Dataset records:
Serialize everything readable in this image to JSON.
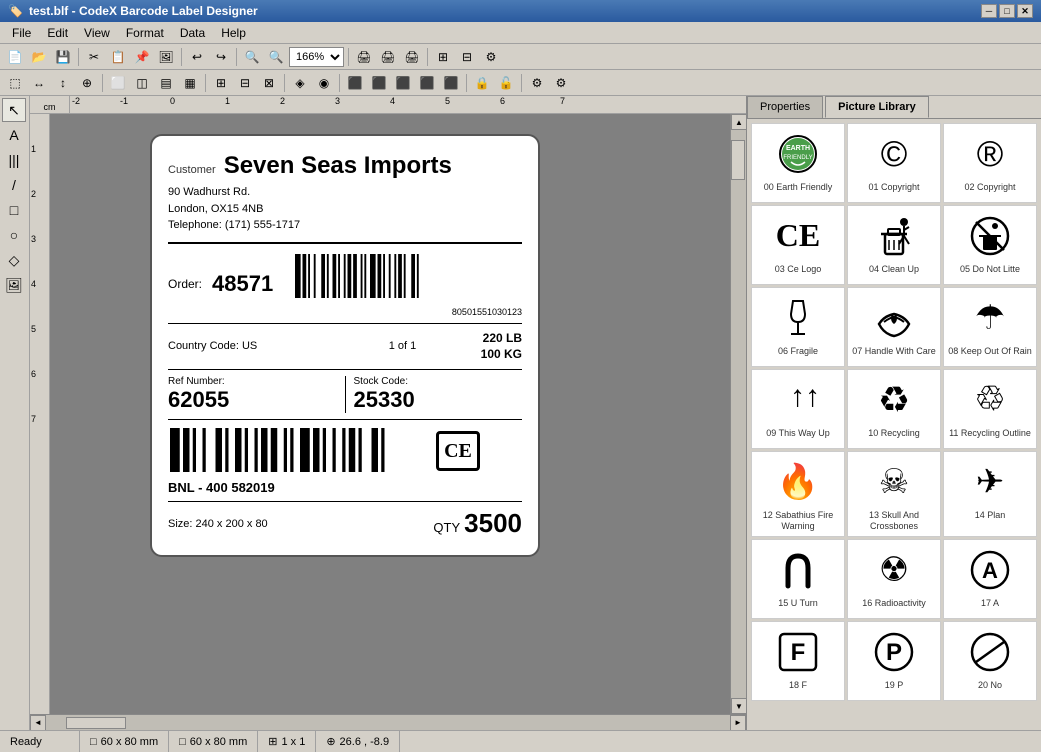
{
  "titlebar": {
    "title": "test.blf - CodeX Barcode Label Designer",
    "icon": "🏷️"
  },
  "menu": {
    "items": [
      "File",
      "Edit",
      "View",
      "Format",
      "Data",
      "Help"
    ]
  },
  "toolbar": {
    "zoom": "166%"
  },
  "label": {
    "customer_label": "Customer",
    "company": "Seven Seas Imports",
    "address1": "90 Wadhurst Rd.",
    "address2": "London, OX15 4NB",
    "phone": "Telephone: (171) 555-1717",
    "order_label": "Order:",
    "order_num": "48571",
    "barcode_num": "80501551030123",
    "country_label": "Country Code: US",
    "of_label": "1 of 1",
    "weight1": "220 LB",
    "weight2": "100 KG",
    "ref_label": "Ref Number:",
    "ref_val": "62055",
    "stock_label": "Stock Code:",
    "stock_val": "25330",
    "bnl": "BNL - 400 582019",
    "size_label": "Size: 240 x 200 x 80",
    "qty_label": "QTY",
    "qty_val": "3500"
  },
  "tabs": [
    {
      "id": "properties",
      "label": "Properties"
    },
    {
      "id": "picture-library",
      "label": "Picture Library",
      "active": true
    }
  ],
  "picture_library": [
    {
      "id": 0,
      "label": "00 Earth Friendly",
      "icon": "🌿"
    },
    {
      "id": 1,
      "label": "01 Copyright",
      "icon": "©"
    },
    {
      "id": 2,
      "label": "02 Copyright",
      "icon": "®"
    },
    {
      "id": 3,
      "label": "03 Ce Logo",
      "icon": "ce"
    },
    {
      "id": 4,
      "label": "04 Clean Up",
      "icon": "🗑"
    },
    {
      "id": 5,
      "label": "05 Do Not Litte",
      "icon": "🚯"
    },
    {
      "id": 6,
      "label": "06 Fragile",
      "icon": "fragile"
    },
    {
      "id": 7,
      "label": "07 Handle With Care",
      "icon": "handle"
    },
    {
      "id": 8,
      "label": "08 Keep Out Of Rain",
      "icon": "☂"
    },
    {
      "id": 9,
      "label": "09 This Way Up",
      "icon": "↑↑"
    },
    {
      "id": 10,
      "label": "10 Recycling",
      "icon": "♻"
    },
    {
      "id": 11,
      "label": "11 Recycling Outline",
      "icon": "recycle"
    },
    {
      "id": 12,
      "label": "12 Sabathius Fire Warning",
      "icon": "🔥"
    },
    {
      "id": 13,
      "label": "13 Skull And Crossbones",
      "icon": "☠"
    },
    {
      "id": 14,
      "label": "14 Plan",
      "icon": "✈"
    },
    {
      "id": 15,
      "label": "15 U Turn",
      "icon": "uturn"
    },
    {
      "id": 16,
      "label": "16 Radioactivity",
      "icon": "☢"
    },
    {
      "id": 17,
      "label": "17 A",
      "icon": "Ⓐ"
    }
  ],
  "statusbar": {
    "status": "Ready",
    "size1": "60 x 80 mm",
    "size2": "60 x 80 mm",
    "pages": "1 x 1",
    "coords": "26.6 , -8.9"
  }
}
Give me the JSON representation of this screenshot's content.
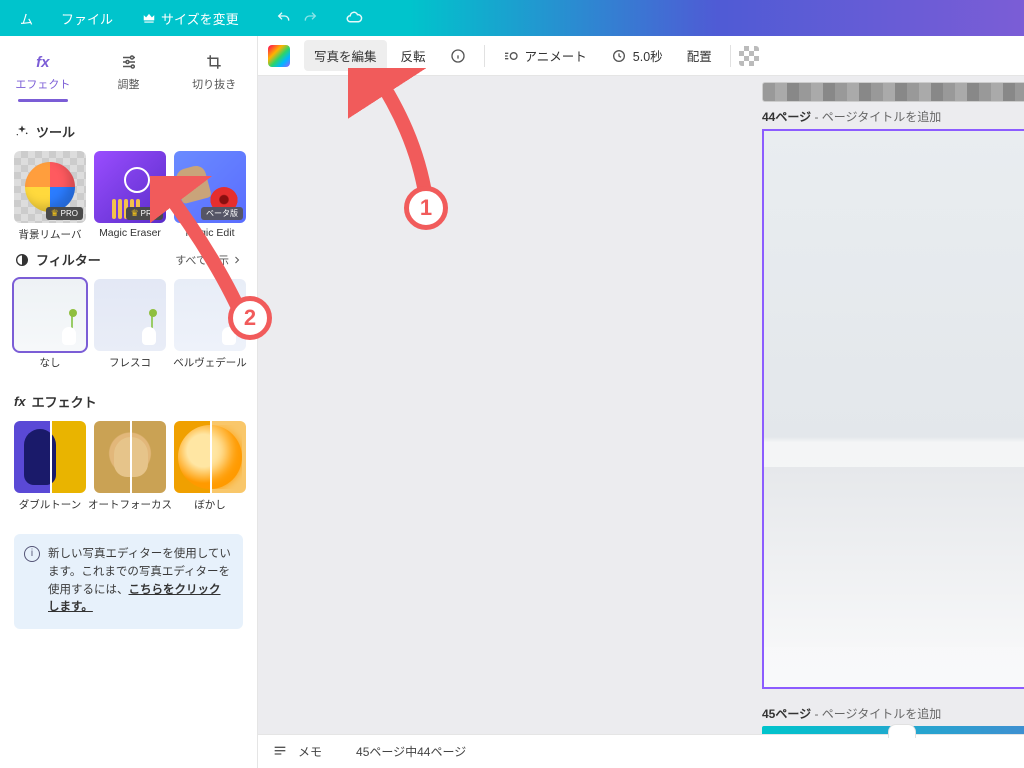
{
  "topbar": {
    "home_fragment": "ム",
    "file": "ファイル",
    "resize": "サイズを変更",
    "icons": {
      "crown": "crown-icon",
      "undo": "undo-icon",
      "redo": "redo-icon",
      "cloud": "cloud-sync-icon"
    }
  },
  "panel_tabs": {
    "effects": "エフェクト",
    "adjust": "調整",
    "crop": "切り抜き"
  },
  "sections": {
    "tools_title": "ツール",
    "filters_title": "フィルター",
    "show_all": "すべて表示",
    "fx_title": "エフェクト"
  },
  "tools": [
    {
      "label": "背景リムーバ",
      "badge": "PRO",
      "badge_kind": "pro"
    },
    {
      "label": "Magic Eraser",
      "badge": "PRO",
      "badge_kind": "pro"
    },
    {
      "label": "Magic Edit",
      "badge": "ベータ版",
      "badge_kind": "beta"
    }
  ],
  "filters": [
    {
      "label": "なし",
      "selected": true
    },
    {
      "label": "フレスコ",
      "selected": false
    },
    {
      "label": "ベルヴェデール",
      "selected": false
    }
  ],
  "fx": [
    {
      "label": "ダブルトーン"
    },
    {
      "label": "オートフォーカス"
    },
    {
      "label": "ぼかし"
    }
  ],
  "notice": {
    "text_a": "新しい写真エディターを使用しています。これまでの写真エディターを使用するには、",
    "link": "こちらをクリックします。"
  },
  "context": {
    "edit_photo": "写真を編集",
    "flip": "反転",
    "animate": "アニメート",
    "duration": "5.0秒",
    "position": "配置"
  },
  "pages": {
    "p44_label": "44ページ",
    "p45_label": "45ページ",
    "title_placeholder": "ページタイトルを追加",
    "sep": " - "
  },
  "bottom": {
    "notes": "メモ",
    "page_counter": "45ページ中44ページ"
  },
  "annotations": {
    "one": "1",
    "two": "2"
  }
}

* * *

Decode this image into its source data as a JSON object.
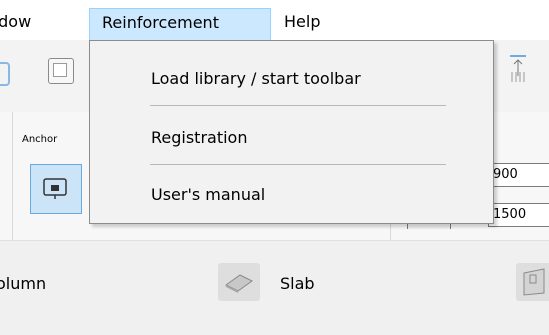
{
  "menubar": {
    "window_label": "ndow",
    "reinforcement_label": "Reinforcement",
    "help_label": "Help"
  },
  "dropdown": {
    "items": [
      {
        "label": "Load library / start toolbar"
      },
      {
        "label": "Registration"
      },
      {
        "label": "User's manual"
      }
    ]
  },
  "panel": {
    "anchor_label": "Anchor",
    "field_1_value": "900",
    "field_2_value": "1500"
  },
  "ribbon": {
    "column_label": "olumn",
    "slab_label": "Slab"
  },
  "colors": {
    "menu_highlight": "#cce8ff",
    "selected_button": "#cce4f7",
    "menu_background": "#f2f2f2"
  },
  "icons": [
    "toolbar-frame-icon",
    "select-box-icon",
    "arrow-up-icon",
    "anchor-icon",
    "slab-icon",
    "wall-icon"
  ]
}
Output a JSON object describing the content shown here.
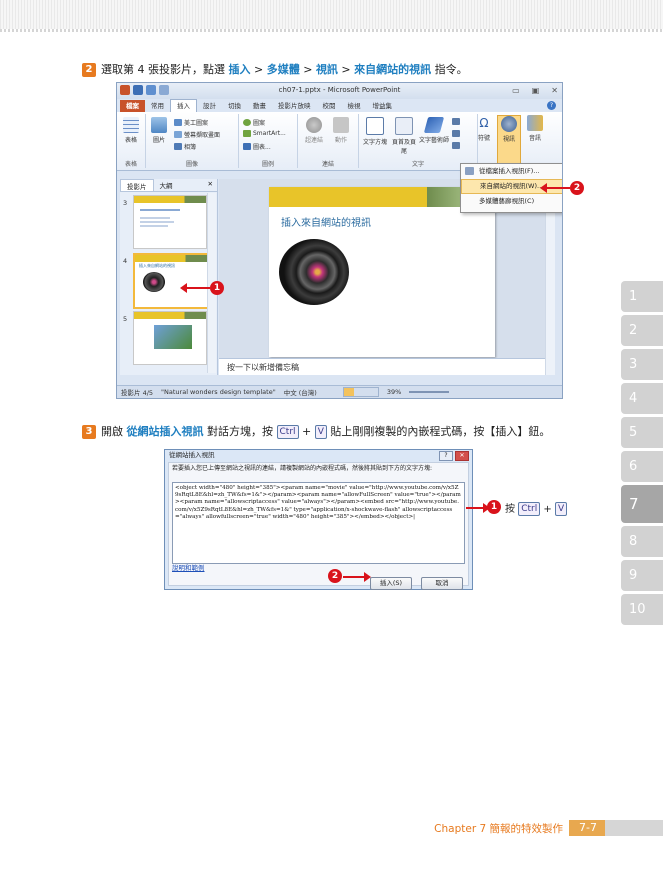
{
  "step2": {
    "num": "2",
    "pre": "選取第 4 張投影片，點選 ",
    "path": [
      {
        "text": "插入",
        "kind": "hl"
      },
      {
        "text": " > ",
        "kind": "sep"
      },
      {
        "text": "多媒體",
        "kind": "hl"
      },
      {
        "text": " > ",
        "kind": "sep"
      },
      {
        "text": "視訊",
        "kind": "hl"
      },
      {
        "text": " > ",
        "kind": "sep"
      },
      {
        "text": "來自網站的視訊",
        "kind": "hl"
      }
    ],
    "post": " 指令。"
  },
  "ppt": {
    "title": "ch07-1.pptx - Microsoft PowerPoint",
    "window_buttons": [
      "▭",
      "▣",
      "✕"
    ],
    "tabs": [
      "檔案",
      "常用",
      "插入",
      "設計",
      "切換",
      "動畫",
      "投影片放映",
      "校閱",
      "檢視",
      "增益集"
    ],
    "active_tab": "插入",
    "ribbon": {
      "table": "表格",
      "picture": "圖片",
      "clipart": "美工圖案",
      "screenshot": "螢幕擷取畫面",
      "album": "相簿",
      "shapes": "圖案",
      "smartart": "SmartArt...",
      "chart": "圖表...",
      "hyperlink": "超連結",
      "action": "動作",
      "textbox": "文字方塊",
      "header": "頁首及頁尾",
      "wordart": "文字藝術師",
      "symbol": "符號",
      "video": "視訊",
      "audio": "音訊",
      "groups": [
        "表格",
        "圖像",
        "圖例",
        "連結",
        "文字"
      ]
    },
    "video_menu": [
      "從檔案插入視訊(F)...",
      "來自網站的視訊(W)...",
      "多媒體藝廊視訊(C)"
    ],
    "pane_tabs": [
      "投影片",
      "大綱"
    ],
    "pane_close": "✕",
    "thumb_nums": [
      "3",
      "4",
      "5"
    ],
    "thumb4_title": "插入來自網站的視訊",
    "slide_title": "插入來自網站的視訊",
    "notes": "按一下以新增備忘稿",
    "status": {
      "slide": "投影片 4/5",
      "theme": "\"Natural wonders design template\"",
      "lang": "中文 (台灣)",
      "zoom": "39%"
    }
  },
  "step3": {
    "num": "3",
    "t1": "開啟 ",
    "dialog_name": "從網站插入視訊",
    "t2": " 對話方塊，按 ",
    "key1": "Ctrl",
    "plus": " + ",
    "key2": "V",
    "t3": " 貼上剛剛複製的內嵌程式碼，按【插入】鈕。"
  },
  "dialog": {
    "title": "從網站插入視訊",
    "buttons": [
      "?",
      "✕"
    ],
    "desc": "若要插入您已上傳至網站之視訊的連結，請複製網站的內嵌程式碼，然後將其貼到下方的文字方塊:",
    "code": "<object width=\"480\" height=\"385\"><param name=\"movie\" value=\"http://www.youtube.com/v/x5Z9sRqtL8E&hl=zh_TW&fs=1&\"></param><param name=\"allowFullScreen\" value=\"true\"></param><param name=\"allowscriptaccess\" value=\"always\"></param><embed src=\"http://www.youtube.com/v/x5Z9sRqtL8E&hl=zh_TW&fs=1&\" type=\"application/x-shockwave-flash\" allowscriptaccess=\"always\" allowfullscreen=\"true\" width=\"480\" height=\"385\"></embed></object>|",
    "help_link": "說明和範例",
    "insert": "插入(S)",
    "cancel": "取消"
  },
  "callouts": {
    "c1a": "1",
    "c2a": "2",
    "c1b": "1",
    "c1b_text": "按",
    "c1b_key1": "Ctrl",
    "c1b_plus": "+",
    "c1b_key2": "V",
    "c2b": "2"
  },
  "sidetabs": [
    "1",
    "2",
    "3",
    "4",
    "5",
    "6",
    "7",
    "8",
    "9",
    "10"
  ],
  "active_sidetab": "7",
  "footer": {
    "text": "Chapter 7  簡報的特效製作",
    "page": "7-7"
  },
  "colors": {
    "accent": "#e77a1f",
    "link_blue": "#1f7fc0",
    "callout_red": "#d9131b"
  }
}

WORK TO DO: The records are above. How many lines in them contain the word "Recycling"? Give the number alone.

REPLY: 2